Extract the lines that carry the string "type" from the listing.

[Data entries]
┄┄┄┄┄┄┄┄┄┄┄┄┄┄┄┄┄┄┄┄

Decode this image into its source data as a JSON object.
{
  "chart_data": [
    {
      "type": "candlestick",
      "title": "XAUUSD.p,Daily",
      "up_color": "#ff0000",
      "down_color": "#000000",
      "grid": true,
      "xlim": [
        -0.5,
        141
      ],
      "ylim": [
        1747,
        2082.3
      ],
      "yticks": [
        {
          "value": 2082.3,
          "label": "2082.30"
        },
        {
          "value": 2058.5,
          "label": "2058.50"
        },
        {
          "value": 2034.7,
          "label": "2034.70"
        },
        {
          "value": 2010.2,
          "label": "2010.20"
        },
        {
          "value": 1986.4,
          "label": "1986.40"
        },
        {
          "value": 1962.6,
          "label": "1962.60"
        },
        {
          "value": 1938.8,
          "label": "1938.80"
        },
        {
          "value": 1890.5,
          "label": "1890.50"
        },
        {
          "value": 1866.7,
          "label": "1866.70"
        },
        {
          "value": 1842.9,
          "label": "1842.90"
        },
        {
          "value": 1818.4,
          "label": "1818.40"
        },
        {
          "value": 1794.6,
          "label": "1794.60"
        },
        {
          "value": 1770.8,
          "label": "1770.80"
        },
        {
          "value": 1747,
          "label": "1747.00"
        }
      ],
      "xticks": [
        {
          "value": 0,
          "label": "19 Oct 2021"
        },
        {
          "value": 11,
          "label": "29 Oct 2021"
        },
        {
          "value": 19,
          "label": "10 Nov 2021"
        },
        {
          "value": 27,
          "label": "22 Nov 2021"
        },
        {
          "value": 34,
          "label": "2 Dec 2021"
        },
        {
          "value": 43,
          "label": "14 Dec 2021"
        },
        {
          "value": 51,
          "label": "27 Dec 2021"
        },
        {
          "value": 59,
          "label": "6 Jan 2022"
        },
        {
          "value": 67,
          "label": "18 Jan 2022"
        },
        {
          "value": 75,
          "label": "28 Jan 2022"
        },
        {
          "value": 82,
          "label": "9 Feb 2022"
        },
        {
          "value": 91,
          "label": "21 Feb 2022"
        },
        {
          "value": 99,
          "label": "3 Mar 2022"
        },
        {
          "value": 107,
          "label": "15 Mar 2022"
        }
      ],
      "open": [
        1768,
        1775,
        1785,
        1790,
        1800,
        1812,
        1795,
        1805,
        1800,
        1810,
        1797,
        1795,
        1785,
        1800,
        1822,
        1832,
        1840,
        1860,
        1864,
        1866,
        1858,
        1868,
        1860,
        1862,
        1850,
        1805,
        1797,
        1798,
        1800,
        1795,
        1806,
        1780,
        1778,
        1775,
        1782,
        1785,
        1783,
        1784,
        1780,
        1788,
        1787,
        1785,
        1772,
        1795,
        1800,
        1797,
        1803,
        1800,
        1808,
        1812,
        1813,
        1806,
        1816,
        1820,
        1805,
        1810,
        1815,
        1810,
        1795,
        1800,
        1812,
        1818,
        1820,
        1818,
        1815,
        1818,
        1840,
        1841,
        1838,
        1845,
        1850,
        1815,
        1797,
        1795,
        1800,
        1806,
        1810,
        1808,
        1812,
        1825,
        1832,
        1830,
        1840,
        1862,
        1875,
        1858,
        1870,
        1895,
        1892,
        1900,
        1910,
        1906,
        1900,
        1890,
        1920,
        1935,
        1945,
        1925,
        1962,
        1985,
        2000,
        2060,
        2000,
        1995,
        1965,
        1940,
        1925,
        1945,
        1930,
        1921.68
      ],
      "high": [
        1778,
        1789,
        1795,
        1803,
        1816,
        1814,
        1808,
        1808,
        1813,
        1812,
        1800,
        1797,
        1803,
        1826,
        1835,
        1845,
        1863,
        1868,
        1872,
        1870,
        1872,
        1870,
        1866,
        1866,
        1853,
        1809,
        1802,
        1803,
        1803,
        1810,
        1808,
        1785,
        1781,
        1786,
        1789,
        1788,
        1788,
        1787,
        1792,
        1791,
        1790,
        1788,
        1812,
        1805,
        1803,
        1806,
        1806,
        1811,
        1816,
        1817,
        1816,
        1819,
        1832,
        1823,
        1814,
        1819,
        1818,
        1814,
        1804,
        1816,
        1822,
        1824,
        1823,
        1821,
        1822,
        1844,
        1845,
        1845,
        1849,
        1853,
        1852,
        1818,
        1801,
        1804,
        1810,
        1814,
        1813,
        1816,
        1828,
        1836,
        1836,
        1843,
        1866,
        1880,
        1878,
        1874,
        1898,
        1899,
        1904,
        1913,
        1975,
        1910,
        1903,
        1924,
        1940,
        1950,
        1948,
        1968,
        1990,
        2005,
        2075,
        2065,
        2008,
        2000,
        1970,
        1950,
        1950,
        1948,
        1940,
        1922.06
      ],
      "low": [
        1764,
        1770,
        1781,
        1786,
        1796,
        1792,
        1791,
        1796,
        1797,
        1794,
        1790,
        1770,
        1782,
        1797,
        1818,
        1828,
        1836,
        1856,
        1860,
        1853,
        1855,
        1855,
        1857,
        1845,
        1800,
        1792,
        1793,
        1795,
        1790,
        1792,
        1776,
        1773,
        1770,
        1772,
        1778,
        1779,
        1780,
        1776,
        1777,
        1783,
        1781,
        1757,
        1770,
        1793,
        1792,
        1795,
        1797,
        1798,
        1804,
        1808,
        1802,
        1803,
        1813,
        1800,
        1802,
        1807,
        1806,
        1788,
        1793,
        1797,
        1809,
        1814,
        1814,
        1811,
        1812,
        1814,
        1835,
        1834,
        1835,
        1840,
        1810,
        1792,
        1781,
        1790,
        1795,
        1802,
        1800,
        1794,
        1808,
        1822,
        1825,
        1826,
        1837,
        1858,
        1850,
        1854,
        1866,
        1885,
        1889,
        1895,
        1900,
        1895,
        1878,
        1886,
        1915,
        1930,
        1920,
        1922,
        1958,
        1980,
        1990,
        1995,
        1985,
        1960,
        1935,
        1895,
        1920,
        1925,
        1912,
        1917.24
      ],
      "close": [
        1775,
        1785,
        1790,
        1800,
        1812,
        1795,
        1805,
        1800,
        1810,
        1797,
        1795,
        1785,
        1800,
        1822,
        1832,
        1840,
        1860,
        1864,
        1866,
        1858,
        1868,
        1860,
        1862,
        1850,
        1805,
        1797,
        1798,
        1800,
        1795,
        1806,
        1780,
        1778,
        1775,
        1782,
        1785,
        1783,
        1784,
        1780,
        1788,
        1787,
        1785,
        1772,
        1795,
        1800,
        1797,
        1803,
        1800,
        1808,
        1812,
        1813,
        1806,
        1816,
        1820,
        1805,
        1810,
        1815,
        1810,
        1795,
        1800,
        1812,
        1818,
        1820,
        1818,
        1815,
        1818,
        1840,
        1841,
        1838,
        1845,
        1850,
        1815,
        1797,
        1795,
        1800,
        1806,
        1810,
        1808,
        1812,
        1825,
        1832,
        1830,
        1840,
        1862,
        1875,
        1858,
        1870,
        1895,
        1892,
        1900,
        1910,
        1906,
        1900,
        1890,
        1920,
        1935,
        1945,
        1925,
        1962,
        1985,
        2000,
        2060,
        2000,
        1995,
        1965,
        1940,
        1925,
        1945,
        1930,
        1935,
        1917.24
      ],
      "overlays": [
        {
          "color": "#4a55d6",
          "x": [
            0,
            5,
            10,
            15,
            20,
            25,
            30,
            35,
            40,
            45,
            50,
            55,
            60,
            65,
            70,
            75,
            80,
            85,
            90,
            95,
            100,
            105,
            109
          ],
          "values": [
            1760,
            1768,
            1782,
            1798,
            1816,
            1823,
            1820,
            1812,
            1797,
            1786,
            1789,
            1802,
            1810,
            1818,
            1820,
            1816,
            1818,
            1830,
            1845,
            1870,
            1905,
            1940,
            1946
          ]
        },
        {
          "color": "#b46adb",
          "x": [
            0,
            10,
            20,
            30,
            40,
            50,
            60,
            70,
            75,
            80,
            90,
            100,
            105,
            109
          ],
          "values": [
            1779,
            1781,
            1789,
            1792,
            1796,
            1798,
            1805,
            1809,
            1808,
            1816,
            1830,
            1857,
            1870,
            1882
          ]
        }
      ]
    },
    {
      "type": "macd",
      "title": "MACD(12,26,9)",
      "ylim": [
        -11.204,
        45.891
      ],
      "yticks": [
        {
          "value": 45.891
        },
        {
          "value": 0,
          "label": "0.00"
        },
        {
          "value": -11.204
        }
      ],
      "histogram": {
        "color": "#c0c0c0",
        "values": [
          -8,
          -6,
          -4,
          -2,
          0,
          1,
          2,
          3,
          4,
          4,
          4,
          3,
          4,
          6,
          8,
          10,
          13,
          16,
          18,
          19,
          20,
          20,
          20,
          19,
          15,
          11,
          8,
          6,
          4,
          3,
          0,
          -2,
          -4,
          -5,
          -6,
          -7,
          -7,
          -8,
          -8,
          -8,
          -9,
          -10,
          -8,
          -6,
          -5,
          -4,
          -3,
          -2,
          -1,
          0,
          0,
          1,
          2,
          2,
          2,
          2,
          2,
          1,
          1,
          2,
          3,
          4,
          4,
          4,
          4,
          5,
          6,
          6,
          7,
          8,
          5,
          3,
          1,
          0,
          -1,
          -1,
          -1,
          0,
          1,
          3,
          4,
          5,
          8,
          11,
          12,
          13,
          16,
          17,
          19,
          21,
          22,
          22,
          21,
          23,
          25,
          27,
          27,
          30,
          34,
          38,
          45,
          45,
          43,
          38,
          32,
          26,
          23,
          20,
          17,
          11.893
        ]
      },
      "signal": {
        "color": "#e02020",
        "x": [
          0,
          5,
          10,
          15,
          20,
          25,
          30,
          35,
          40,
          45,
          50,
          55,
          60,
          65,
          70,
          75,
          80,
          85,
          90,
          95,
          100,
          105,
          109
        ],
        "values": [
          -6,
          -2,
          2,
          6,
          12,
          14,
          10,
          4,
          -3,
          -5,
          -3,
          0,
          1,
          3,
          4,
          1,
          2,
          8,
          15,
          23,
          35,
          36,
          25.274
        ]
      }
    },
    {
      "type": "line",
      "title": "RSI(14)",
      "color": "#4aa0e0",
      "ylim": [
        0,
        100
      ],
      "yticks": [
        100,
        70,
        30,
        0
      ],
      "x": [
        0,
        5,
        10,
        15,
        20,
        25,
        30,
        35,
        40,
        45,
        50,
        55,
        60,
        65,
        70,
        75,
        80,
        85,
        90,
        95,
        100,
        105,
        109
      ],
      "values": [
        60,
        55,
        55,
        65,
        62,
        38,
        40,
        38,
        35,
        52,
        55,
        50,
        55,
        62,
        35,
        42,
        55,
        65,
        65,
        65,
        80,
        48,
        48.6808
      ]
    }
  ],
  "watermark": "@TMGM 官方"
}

┄┄┄┄┄┄┄┄┄┄┄┄┄┄┄┄┄┄┄┄

## FULL SOLUTION
      "type": "candlestick",
      "type": "macd",
      "type": "line",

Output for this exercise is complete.